Output every line below without omitting or altering anything.

* BEGIN RECORDS PROVIDED *

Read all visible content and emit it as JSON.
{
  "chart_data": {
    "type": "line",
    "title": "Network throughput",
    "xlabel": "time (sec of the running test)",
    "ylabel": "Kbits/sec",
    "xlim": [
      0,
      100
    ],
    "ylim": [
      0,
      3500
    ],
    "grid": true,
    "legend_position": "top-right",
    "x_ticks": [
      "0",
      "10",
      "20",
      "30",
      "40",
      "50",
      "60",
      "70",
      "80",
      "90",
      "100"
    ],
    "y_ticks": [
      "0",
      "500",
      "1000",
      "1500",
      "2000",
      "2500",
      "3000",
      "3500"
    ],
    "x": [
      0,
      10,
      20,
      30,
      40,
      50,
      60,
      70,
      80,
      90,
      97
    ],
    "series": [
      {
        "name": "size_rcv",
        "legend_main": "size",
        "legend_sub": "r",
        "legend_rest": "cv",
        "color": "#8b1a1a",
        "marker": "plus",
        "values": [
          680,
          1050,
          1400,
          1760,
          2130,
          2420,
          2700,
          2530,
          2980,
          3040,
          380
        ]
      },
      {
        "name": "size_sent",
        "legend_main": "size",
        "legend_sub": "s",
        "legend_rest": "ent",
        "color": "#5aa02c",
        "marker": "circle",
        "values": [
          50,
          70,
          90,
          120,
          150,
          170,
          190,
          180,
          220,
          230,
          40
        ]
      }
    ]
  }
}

* END RECORDS PROVIDED *

» **WRITTEN REPLY**:
Read all visible content and emit it as JSON.
{
  "chart_data": {
    "type": "line",
    "title": "Network throughput",
    "xlabel": "time (sec of the running test)",
    "ylabel": "Kbits/sec",
    "xlim": [
      0,
      100
    ],
    "ylim": [
      0,
      3500
    ],
    "grid": true,
    "legend_position": "top-right",
    "x_ticks": [
      "0",
      "10",
      "20",
      "30",
      "40",
      "50",
      "60",
      "70",
      "80",
      "90",
      "100"
    ],
    "y_ticks": [
      "0",
      "500",
      "1000",
      "1500",
      "2000",
      "2500",
      "3000",
      "3500"
    ],
    "x": [
      0,
      10,
      20,
      30,
      40,
      50,
      60,
      70,
      80,
      90,
      97
    ],
    "series": [
      {
        "name": "size_rcv",
        "legend_main": "size",
        "legend_sub": "r",
        "legend_rest": "cv",
        "color": "#8b1a1a",
        "marker": "plus",
        "values": [
          680,
          1050,
          1400,
          1760,
          2130,
          2420,
          2700,
          2530,
          2980,
          3040,
          380
        ]
      },
      {
        "name": "size_sent",
        "legend_main": "size",
        "legend_sub": "s",
        "legend_rest": "ent",
        "color": "#5aa02c",
        "marker": "circle",
        "values": [
          50,
          70,
          90,
          120,
          150,
          170,
          190,
          180,
          220,
          230,
          40
        ]
      }
    ]
  }
}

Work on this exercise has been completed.